* [WHAT IS NEEDED]: Give only the number of lines where "haláleset" occurs.

==== DATA SHOWN

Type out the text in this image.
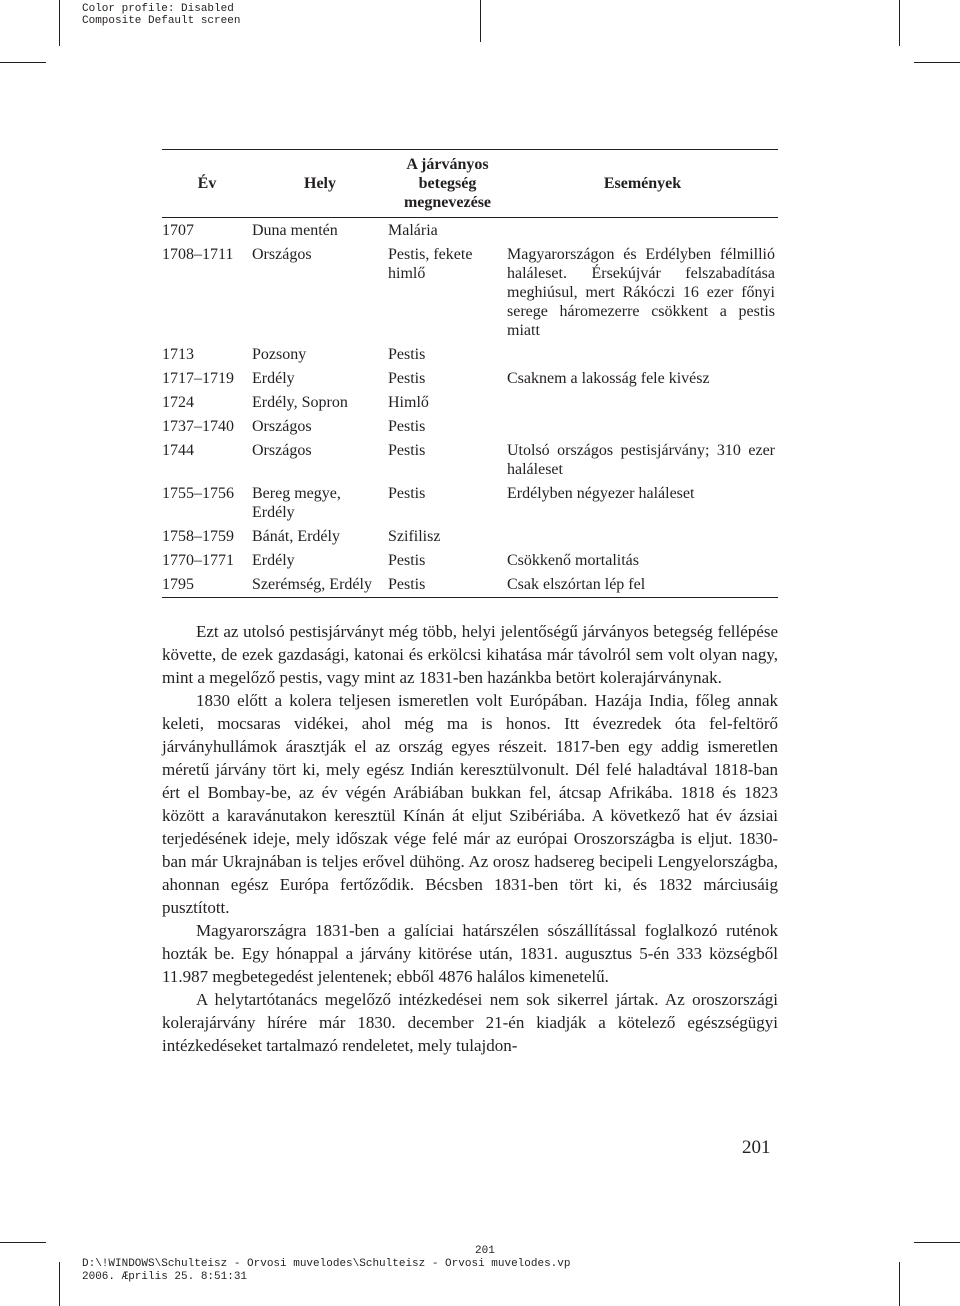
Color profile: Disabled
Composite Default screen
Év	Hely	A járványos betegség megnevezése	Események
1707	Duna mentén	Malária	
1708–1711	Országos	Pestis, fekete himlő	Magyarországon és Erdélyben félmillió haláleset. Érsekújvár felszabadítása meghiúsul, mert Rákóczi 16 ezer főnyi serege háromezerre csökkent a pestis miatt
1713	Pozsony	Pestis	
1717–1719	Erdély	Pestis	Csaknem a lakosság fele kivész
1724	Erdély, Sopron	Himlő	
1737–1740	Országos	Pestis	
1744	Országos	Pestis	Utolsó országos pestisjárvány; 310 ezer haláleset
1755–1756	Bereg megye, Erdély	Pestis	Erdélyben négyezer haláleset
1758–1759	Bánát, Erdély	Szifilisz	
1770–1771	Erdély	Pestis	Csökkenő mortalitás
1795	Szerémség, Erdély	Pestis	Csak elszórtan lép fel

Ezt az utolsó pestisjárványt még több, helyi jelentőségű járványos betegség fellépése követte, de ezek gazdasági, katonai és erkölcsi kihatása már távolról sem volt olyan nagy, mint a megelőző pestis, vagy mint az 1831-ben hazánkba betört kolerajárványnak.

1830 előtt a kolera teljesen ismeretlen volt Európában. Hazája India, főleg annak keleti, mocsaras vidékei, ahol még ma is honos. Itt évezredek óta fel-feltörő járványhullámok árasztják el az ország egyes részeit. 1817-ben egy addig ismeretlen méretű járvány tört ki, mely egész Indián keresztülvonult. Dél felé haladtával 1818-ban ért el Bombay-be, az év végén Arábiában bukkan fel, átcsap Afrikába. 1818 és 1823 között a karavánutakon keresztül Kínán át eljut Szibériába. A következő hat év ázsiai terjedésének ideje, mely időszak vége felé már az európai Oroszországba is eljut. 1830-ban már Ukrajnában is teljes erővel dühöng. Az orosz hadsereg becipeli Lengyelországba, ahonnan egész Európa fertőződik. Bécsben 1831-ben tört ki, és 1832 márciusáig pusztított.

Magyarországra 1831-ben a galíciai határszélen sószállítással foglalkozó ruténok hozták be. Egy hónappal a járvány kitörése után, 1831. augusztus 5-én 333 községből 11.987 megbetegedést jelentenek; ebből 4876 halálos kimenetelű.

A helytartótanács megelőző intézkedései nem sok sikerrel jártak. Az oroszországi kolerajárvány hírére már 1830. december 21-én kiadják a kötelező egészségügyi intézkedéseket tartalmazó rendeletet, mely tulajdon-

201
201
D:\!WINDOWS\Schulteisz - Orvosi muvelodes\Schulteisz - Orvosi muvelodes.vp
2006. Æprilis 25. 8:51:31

========

* [EXERCISE RESPONSE]: 3